Directions for this task:
Drop every picture and give the entries back exactly.
-- Begin Dataset excerpts --
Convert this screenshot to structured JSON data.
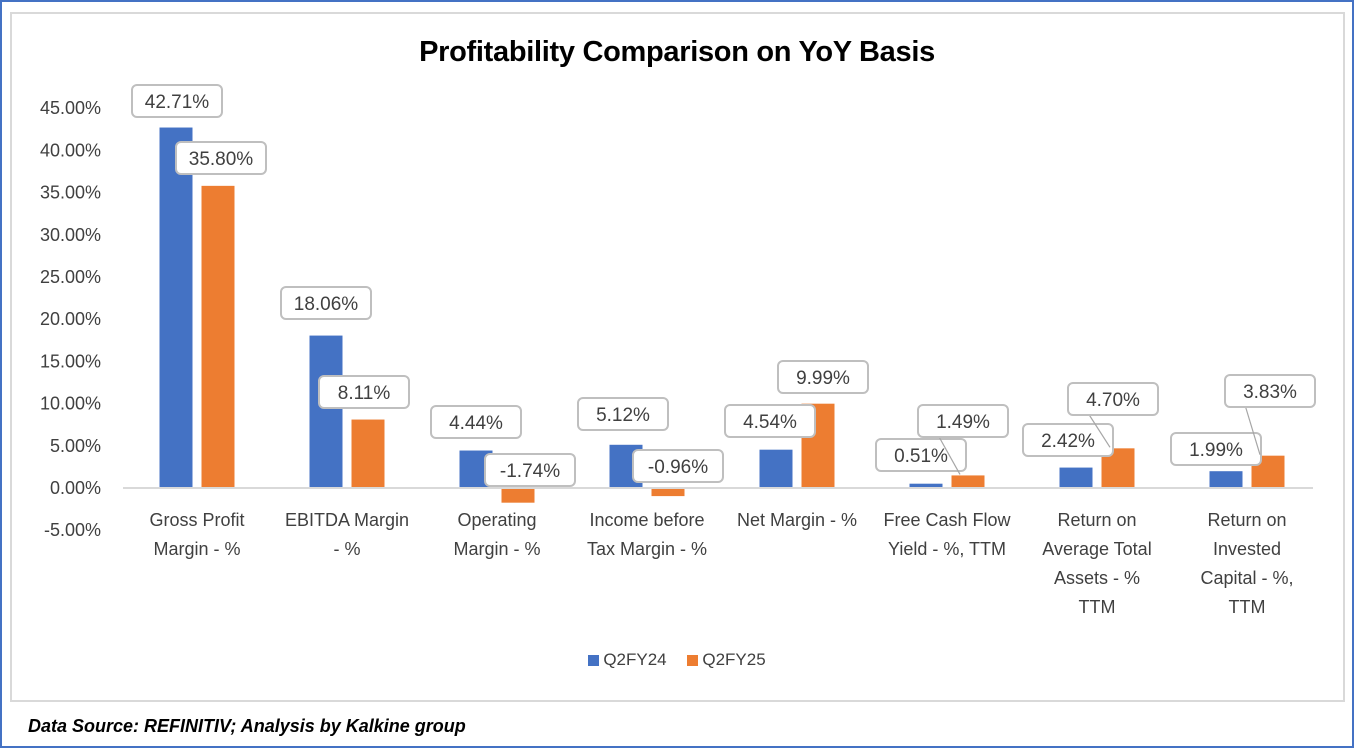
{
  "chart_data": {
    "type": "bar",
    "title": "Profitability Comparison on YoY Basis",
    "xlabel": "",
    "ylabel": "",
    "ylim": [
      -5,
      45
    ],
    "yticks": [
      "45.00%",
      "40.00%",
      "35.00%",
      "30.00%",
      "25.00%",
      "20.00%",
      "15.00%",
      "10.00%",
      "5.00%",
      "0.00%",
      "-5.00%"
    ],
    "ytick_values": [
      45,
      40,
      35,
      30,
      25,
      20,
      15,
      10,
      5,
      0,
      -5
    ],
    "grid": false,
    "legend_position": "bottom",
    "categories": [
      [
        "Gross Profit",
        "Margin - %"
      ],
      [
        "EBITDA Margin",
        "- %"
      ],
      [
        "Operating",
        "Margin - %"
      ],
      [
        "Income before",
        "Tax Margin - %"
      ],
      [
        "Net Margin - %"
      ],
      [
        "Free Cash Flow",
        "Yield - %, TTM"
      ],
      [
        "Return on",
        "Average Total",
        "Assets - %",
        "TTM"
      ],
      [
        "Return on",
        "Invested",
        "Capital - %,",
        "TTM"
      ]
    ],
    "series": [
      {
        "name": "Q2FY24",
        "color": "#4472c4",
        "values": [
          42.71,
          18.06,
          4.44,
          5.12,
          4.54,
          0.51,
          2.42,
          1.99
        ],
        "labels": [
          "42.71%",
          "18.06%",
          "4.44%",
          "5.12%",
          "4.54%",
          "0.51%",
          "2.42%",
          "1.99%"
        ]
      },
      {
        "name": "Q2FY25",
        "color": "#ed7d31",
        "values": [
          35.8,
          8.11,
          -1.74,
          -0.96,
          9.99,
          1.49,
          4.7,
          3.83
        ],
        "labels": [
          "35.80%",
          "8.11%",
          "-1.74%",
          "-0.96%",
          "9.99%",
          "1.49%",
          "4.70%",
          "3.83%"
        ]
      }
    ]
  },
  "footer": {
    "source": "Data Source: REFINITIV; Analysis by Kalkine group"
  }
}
-- End Dataset excerpts --
Completed task:
Convert this screenshot to structured JSON data.
{
  "chart_data": {
    "type": "bar",
    "title": "Profitability Comparison on YoY Basis",
    "xlabel": "",
    "ylabel": "",
    "ylim": [
      -5,
      45
    ],
    "yticks": [
      "45.00%",
      "40.00%",
      "35.00%",
      "30.00%",
      "25.00%",
      "20.00%",
      "15.00%",
      "10.00%",
      "5.00%",
      "0.00%",
      "-5.00%"
    ],
    "ytick_values": [
      45,
      40,
      35,
      30,
      25,
      20,
      15,
      10,
      5,
      0,
      -5
    ],
    "grid": false,
    "legend_position": "bottom",
    "categories": [
      [
        "Gross Profit",
        "Margin - %"
      ],
      [
        "EBITDA Margin",
        "- %"
      ],
      [
        "Operating",
        "Margin - %"
      ],
      [
        "Income before",
        "Tax Margin - %"
      ],
      [
        "Net Margin - %"
      ],
      [
        "Free Cash Flow",
        "Yield - %, TTM"
      ],
      [
        "Return on",
        "Average Total",
        "Assets - %",
        "TTM"
      ],
      [
        "Return on",
        "Invested",
        "Capital - %,",
        "TTM"
      ]
    ],
    "series": [
      {
        "name": "Q2FY24",
        "color": "#4472c4",
        "values": [
          42.71,
          18.06,
          4.44,
          5.12,
          4.54,
          0.51,
          2.42,
          1.99
        ],
        "labels": [
          "42.71%",
          "18.06%",
          "4.44%",
          "5.12%",
          "4.54%",
          "0.51%",
          "2.42%",
          "1.99%"
        ]
      },
      {
        "name": "Q2FY25",
        "color": "#ed7d31",
        "values": [
          35.8,
          8.11,
          -1.74,
          -0.96,
          9.99,
          1.49,
          4.7,
          3.83
        ],
        "labels": [
          "35.80%",
          "8.11%",
          "-1.74%",
          "-0.96%",
          "9.99%",
          "1.49%",
          "4.70%",
          "3.83%"
        ]
      }
    ]
  },
  "footer": {
    "source": "Data Source: REFINITIV; Analysis by Kalkine group"
  }
}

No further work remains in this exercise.